[Aim of the task]: Every line of the data that contains the string "color" must be copied.

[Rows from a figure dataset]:
"""

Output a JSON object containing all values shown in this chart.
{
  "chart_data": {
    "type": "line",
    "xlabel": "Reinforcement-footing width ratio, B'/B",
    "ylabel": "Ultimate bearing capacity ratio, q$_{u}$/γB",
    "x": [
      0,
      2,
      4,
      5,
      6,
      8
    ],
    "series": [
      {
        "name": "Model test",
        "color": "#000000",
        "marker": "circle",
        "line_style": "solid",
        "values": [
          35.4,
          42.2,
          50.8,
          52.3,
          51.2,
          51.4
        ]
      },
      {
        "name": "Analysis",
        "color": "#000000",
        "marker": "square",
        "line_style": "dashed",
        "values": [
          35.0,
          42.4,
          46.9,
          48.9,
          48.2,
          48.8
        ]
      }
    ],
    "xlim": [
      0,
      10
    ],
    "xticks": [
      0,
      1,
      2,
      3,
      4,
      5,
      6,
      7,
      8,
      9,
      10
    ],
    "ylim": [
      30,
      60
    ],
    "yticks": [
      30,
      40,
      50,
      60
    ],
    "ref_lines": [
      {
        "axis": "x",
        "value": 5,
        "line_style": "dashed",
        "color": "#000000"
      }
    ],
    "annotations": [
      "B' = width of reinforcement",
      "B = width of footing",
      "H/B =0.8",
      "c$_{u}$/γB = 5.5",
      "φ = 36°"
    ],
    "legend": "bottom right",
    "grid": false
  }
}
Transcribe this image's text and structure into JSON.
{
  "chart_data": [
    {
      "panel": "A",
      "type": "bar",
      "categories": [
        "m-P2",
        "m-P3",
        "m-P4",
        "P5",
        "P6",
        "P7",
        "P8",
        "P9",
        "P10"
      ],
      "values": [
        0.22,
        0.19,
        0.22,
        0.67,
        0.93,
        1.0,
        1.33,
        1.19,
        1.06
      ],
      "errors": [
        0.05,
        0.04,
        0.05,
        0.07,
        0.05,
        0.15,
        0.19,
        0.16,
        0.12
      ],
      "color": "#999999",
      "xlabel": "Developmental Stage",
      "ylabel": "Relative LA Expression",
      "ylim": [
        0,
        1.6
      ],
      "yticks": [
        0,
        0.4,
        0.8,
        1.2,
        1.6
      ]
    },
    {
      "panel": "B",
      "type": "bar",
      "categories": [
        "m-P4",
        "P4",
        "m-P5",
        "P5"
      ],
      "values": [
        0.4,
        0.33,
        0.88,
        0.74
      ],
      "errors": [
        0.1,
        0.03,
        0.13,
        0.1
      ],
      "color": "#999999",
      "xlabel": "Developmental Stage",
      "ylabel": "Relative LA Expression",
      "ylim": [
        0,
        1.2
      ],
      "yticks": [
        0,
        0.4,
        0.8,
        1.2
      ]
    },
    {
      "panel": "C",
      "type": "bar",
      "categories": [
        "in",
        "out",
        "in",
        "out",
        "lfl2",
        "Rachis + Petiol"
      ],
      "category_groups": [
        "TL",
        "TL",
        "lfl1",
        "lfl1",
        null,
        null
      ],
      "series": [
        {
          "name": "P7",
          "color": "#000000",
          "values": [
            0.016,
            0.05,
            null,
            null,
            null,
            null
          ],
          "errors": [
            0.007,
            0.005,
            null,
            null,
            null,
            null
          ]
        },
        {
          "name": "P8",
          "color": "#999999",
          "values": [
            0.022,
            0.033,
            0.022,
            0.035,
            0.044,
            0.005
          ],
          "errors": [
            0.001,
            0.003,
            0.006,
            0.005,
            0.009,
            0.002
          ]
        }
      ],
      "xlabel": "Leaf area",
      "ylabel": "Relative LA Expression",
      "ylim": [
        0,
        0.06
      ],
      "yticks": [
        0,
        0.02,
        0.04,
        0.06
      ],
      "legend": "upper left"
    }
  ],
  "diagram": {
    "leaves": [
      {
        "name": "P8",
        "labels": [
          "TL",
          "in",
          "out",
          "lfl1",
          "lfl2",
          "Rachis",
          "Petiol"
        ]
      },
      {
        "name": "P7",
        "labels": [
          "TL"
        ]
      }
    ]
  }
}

"""

[Task output]:
        "color": "#000000",
        "color": "#000000",
        "color": "#000000"
      "color": "#999999",
      "color": "#999999",
          "color": "#000000",
          "color": "#999999",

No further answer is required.